- [Your instructions]: Show all lines from the data that include the word "Plate".

- [Provided entries]:
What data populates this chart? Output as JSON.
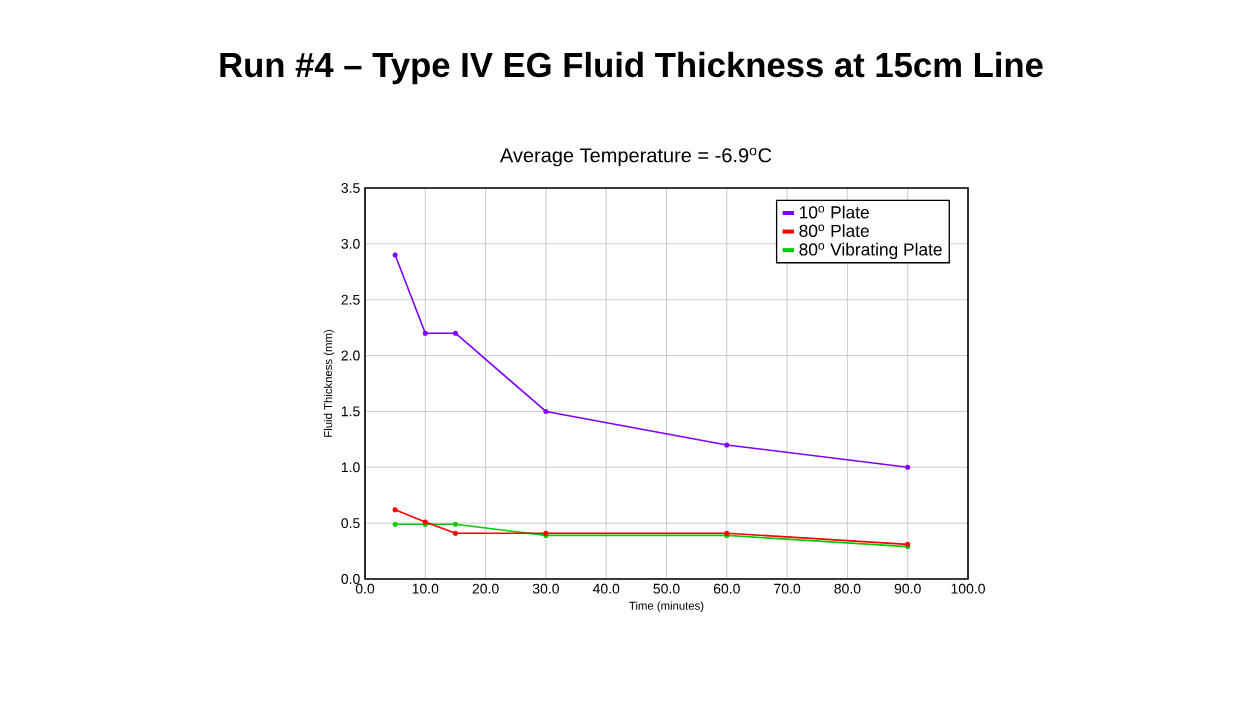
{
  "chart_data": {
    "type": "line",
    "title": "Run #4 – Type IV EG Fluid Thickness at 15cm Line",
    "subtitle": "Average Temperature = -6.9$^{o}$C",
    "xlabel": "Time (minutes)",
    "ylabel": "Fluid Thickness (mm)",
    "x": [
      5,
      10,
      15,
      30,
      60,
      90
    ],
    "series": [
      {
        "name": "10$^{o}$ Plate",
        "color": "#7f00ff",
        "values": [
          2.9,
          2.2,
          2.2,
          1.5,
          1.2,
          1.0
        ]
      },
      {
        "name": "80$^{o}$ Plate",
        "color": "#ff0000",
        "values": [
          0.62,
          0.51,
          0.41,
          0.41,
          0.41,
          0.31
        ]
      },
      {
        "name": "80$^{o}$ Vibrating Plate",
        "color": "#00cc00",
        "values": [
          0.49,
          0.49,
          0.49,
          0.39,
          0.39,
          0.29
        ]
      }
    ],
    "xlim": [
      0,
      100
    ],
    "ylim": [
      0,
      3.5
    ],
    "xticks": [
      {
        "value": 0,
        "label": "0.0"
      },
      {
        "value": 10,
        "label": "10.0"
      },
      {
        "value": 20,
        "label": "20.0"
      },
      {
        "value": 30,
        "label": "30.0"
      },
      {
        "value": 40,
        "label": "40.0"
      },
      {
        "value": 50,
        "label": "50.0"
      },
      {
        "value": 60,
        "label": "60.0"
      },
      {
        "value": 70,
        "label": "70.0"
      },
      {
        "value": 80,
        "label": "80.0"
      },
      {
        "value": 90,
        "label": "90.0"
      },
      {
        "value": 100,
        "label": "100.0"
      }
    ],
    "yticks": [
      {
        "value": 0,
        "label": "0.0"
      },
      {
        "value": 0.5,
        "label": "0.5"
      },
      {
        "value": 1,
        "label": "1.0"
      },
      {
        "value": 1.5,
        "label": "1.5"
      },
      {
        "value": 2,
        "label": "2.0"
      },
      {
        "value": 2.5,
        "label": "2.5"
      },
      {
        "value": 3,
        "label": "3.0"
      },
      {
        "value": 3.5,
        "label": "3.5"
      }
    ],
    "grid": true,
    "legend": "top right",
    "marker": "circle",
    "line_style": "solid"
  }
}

==

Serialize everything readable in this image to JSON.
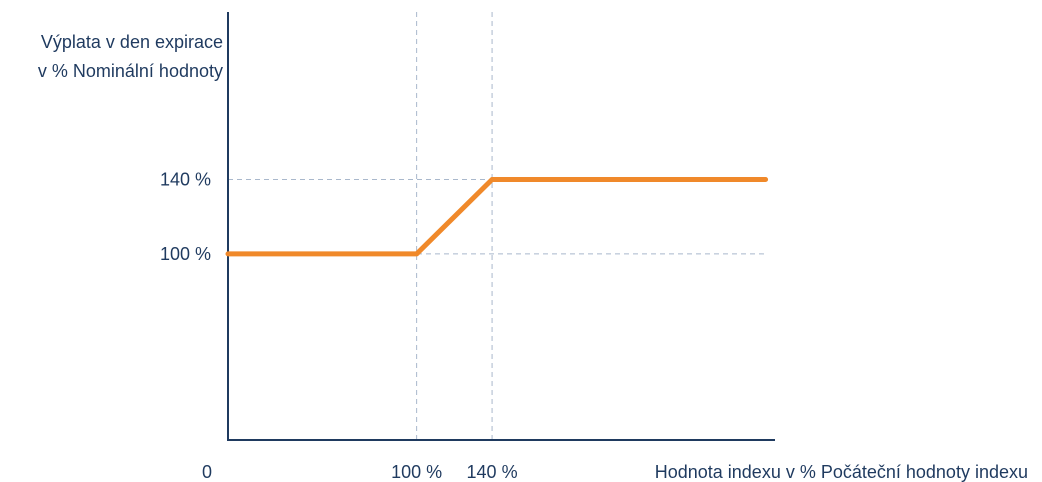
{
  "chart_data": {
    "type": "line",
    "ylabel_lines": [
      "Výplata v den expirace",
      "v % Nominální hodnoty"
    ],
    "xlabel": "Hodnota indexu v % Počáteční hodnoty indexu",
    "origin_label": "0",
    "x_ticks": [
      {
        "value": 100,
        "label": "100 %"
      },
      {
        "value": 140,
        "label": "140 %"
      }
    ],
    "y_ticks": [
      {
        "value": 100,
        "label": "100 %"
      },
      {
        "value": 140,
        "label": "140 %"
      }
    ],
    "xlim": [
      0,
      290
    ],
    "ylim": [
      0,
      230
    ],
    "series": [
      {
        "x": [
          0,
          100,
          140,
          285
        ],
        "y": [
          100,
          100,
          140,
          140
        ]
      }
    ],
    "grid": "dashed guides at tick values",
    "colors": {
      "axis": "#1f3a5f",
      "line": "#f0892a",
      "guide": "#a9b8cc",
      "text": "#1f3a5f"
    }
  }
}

- [Correct answer]:
        "name": "10$^{o}$ Plate",
        "name": "80$^{o}$ Plate",
        "name": "80$^{o}$ Vibrating Plate",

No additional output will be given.